## Given records
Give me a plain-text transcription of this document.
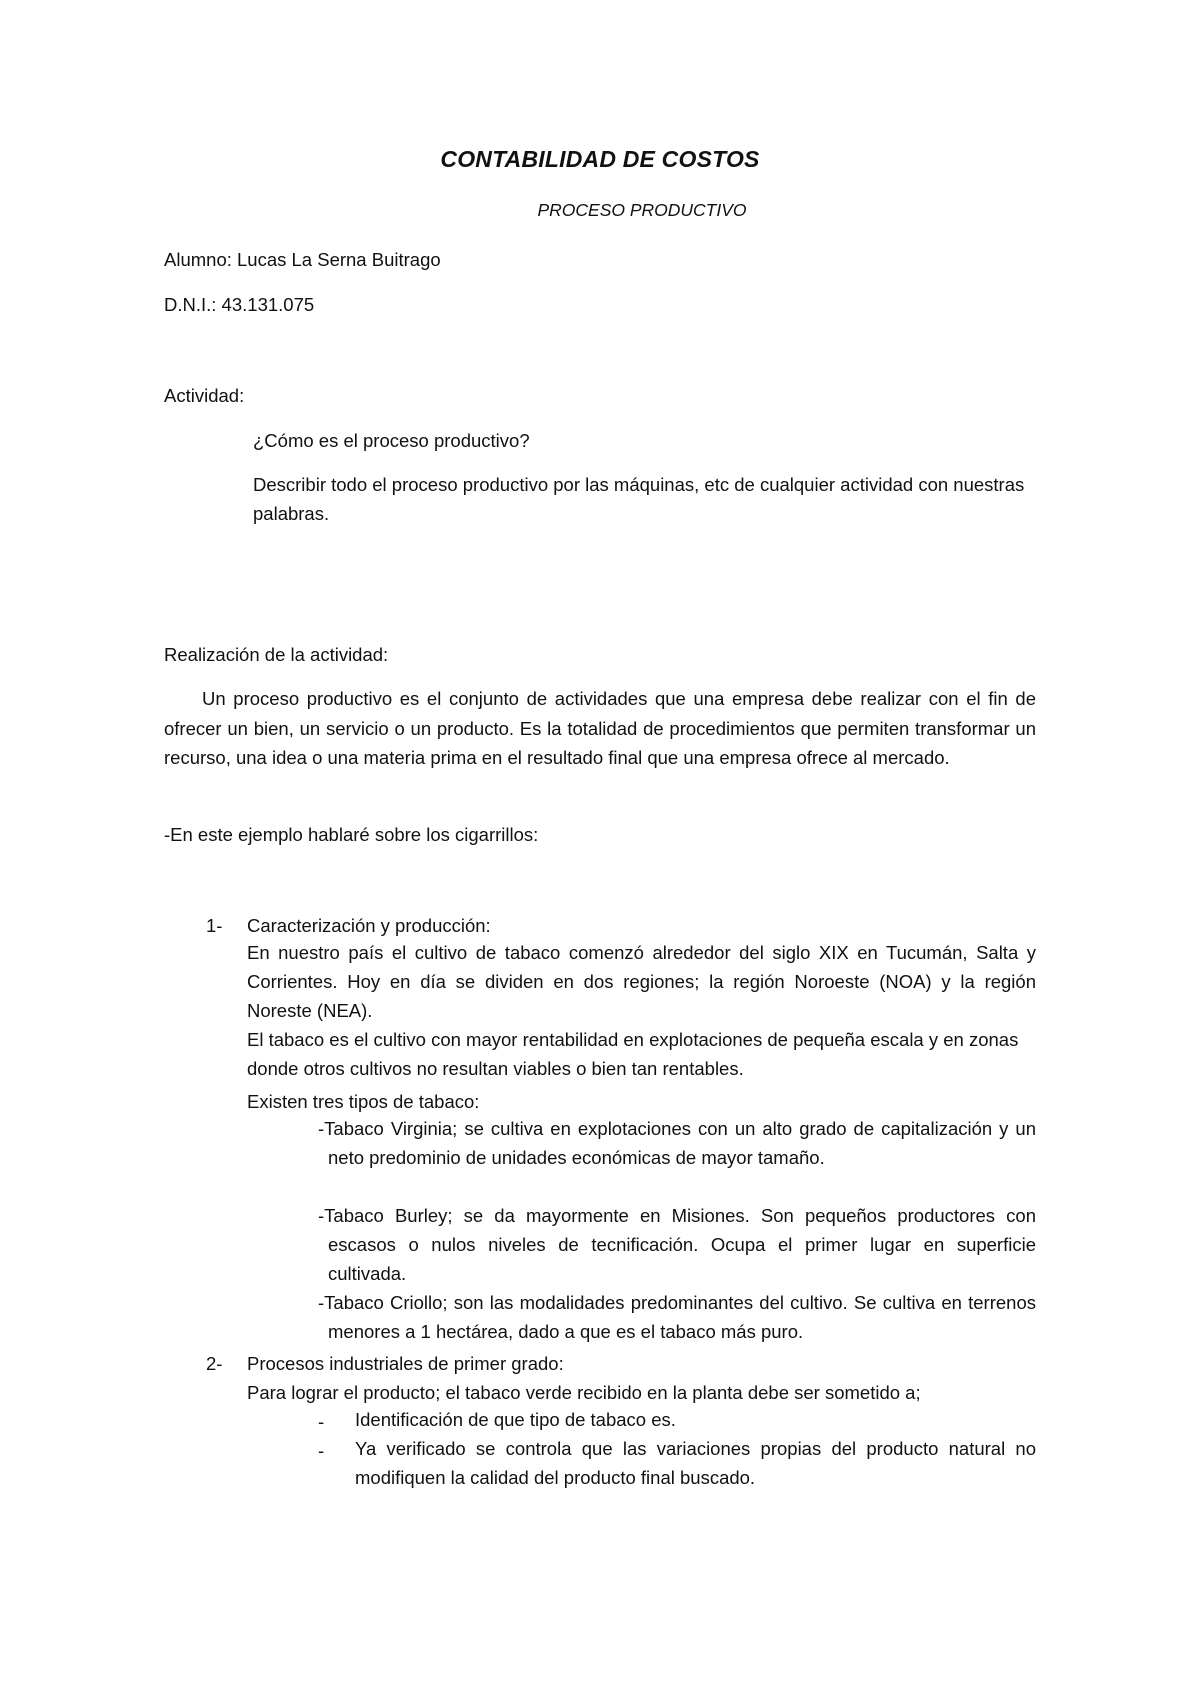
CONTABILIDAD DE COSTOS
PROCESO PRODUCTIVO
Alumno: Lucas La Serna Buitrago
D.N.I.: 43.131.075
Actividad:
¿Cómo es el proceso productivo?
Describir todo el proceso productivo por las máquinas, etc de cualquier actividad con nuestras palabras.
Realización de la actividad:
Un proceso productivo es el conjunto de actividades que una empresa debe realizar con el fin de ofrecer un bien, un servicio o un producto. Es la totalidad de procedimientos que permiten transformar un recurso, una idea o una materia prima en el resultado final que una empresa ofrece al mercado.
-En este ejemplo hablaré sobre los cigarrillos:
1- Caracterización y producción:
En nuestro país el cultivo de tabaco comenzó alrededor del siglo XIX en Tucumán, Salta y Corrientes. Hoy en día se dividen en dos regiones; la región Noroeste (NOA) y la región Noreste (NEA).
El tabaco es el cultivo con mayor rentabilidad en explotaciones de pequeña escala y en zonas donde otros cultivos no resultan viables o bien tan rentables.
Existen tres tipos de tabaco:
-Tabaco Virginia; se cultiva en explotaciones con un alto grado de capitalización y un neto predominio de unidades económicas de mayor tamaño.
-Tabaco Burley; se da mayormente en Misiones. Son pequeños productores con escasos o nulos niveles de tecnificación. Ocupa el primer lugar en superficie cultivada.
-Tabaco Criollo; son las modalidades predominantes del cultivo. Se cultiva en terrenos menores a 1 hectárea, dado a que es el tabaco más puro.
2- Procesos industriales de primer grado:
Para lograr el producto; el tabaco verde recibido en la planta debe ser sometido a;
- Identificación de que tipo de tabaco es.
- Ya verificado se controla que las variaciones propias del producto natural no modifiquen la calidad del producto final buscado.
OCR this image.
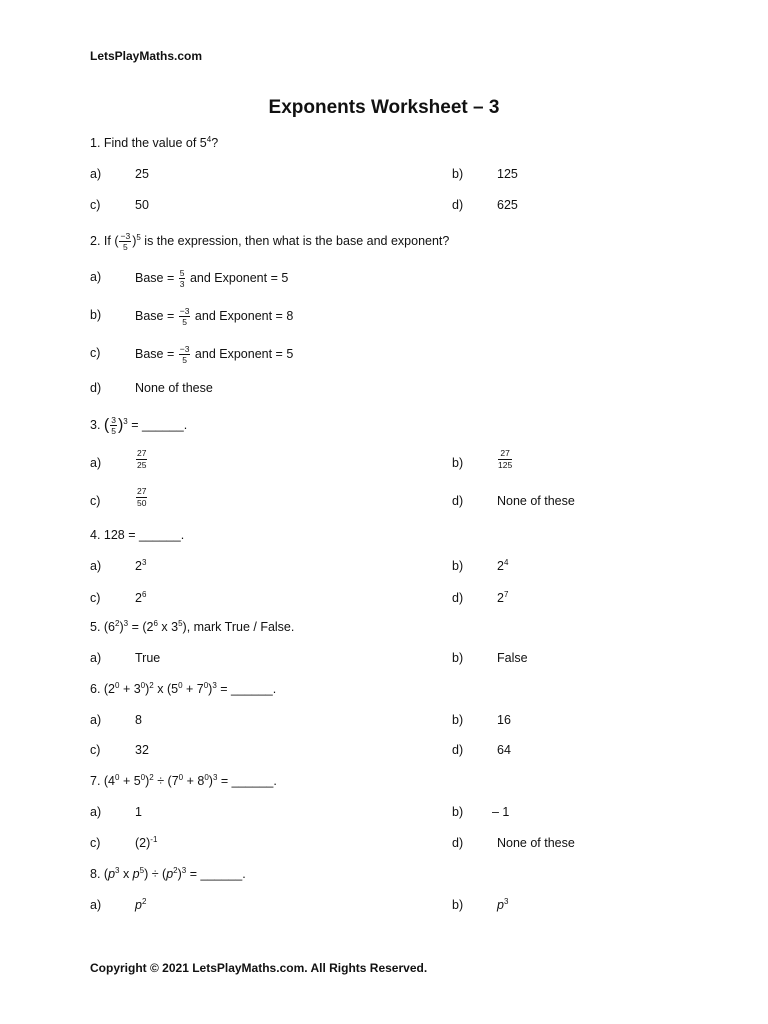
LetsPlayMaths.com
Exponents Worksheet – 3
1. Find the value of $5^4$?
a)	25	b)	125
c)	50	d)	625
2. If ( $\frac{-3}{5} )^5$ is the expression, then what is the base and exponent?
a)	Base = $\frac{5}{3}$ and Exponent = 5
b)	Base = $\frac{-3}{5}$ and Exponent = 8
c)	Base = $\frac{-3}{5}$ and Exponent = 5
d)	None of these
3. ( $\frac{3}{5} )^3$ = ______.
a)	$\frac{27}{25}$	b)	$\frac{27}{125}$
c)	$\frac{27}{50}$	d)	None of these
4. 128 = ______.
a)	$2^3$	b)	$2^4$
c)	$2^6$	d)	$2^7$
5. $(6^2)^3 = (2^6$ x $3^5$), mark True / False.
a)	True	b)	False
6. $(2^0 + 3^0)^2$ x $(5^0 + 7^0)^3$ = ______.
a)	8	b)	16
c)	32	d)	64
7. $(4^0 + 5^0)^2 \div (7^0 + 8^0)^3$ = ______.
a)	1	b) – 1
c)	$(2)^{-1}$	d)	None of these
8. ($p^3$ x $p^5) \div (p^2)^3$ = ______.
a)	$p^2$	b)	$p^3$
Copyright © 2021 LetsPlayMaths.com. All Rights Reserved.
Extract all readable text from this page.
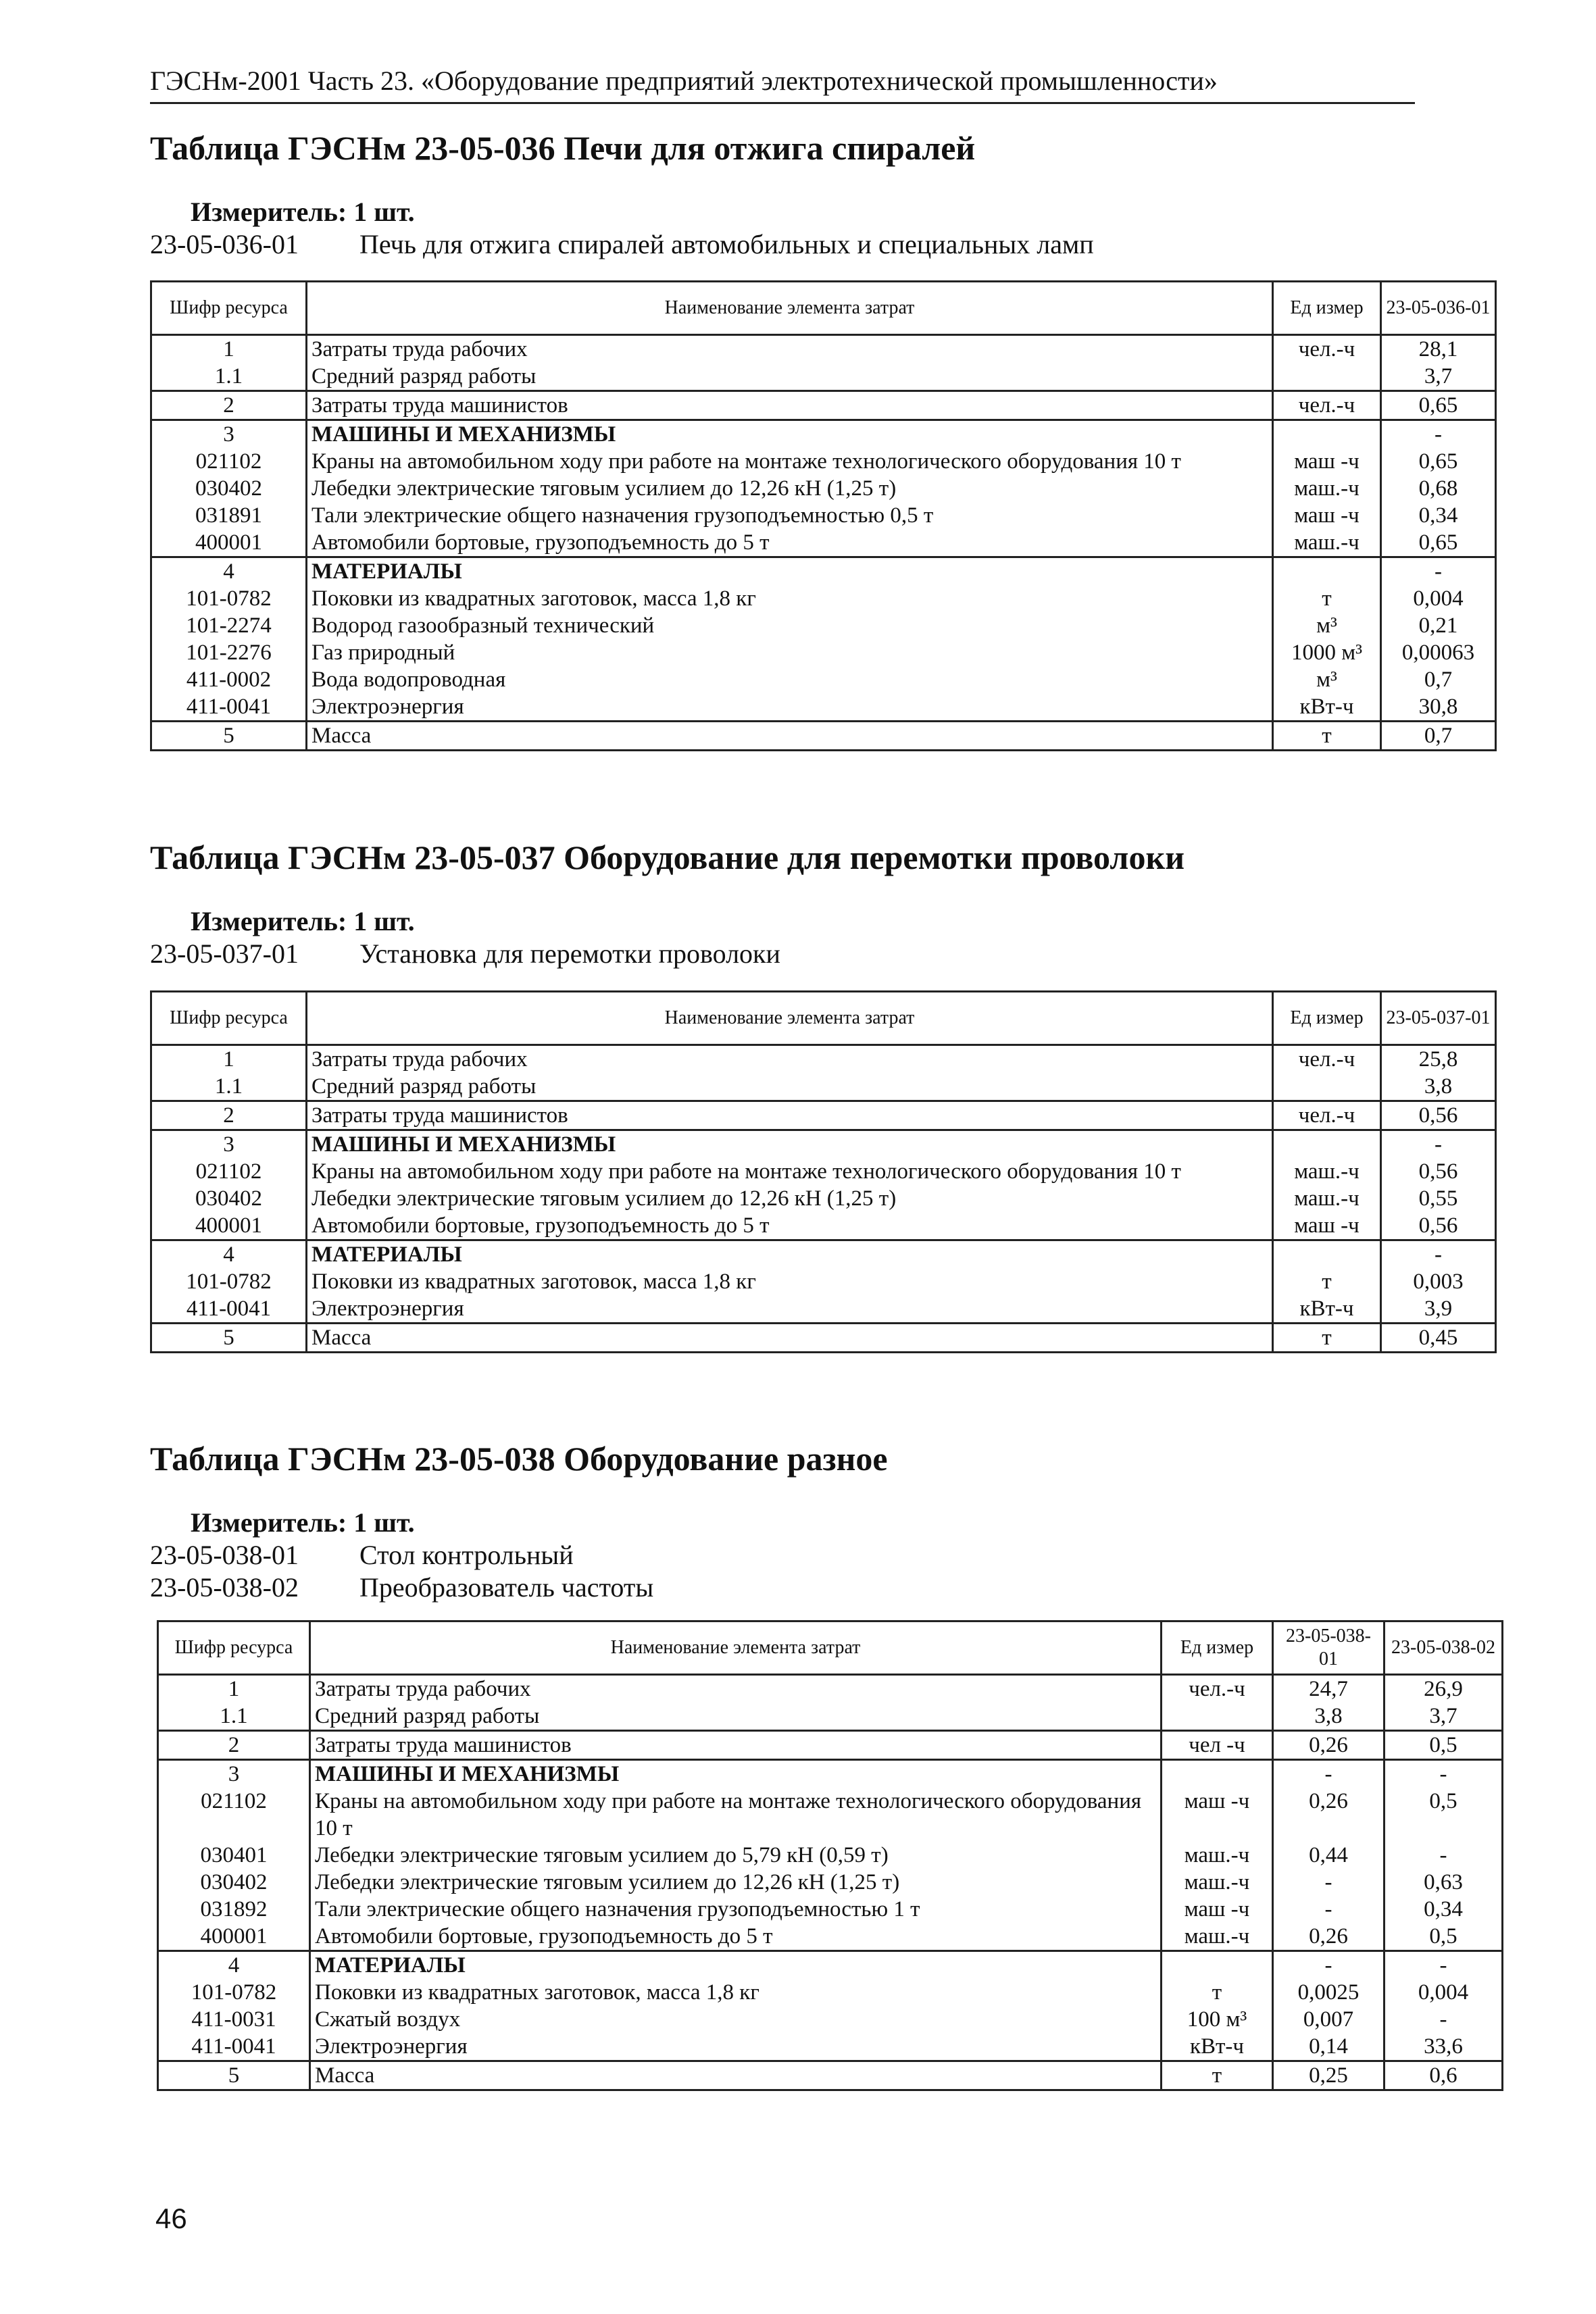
ГЭСНм-2001 Часть 23. «Оборудование предприятий электротехнической промышленности»
Таблица ГЭСНм 23-05-036 Печи для отжига спиралей
Измеритель: 1 шт.
23-05-036-01 Печь для отжига спиралей автомобильных и специальных ламп
Шифр ресурса	Наименование элемента затрат	Ед измер	23-05-036-01
1	Затраты труда рабочих	чел.-ч	28,1
1.1	Средний разряд работы		3,7
2	Затраты труда машинистов	чел.-ч	0,65
3	МАШИНЫ И МЕХАНИЗМЫ		-
021102	Краны на автомобильном ходу при работе на монтаже технологического оборудования 10 т	маш -ч	0,65
030402	Лебедки электрические тяговым усилием до 12,26 кН (1,25 т)	маш.-ч	0,68
031891	Тали электрические общего назначения грузоподъемностью 0,5 т	маш -ч	0,34
400001	Автомобили бортовые, грузоподъемность до 5 т	маш.-ч	0,65
4	МАТЕРИАЛЫ		-
101-0782	Поковки из квадратных заготовок, масса 1,8 кг	т	0,004
101-2274	Водород газообразный технический	м³	0,21
101-2276	Газ природный	1000 м³	0,00063
411-0002	Вода водопроводная	м³	0,7
411-0041	Электроэнергия	кВт-ч	30,8
5	Масса	т	0,7
Таблица ГЭСНм 23-05-037 Оборудование для перемотки проволоки
Измеритель: 1 шт.
23-05-037-01 Установка для перемотки проволоки
Шифр ресурса	Наименование элемента затрат	Ед измер	23-05-037-01
1	Затраты труда рабочих	чел.-ч	25,8
1.1	Средний разряд работы		3,8
2	Затраты труда машинистов	чел.-ч	0,56
3	МАШИНЫ И МЕХАНИЗМЫ		-
021102	Краны на автомобильном ходу при работе на монтаже технологического оборудования 10 т	маш.-ч	0,56
030402	Лебедки электрические тяговым усилием до 12,26 кН (1,25 т)	маш.-ч	0,55
400001	Автомобили бортовые, грузоподъемность до 5 т	маш -ч	0,56
4	МАТЕРИАЛЫ		-
101-0782	Поковки из квадратных заготовок, масса 1,8 кг	т	0,003
411-0041	Электроэнергия	кВт-ч	3,9
5	Масса	т	0,45
Таблица ГЭСНм 23-05-038 Оборудование разное
Измеритель: 1 шт.
23-05-038-01 Стол контрольный
23-05-038-02 Преобразователь частоты
Шифр ресурса	Наименование элемента затрат	Ед измер	23-05-038-01	23-05-038-02
1	Затраты труда рабочих	чел.-ч	24,7	26,9
1.1	Средний разряд работы		3,8	3,7
2	Затраты труда машинистов	чел -ч	0,26	0,5
3	МАШИНЫ И МЕХАНИЗМЫ		-	-
021102	Краны на автомобильном ходу при работе на монтаже технологического оборудования 10 т	маш -ч	0,26	0,5
030401	Лебедки электрические тяговым усилием до 5,79 кН (0,59 т)	маш.-ч	0,44	-
030402	Лебедки электрические тяговым усилием до 12,26 кН (1,25 т)	маш.-ч	-	0,63
031892	Тали электрические общего назначения грузоподъемностью 1 т	маш -ч	-	0,34
400001	Автомобили бортовые, грузоподъемность до 5 т	маш.-ч	0,26	0,5
4	МАТЕРИАЛЫ		-	-
101-0782	Поковки из квадратных заготовок, масса 1,8 кг	т	0,0025	0,004
411-0031	Сжатый воздух	100 м³	0,007	-
411-0041	Электроэнергия	кВт-ч	0,14	33,6
5	Масса	т	0,25	0,6
46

## Stated problem
In the entries above, identify every line with the string "назначения".

## Exercise output
031891	Тали электрические общего назначения грузоподъемностью 0,5 т	маш -ч	0,34
031892	Тали электрические общего назначения грузоподъемностью 1 т	маш -ч	-	0,34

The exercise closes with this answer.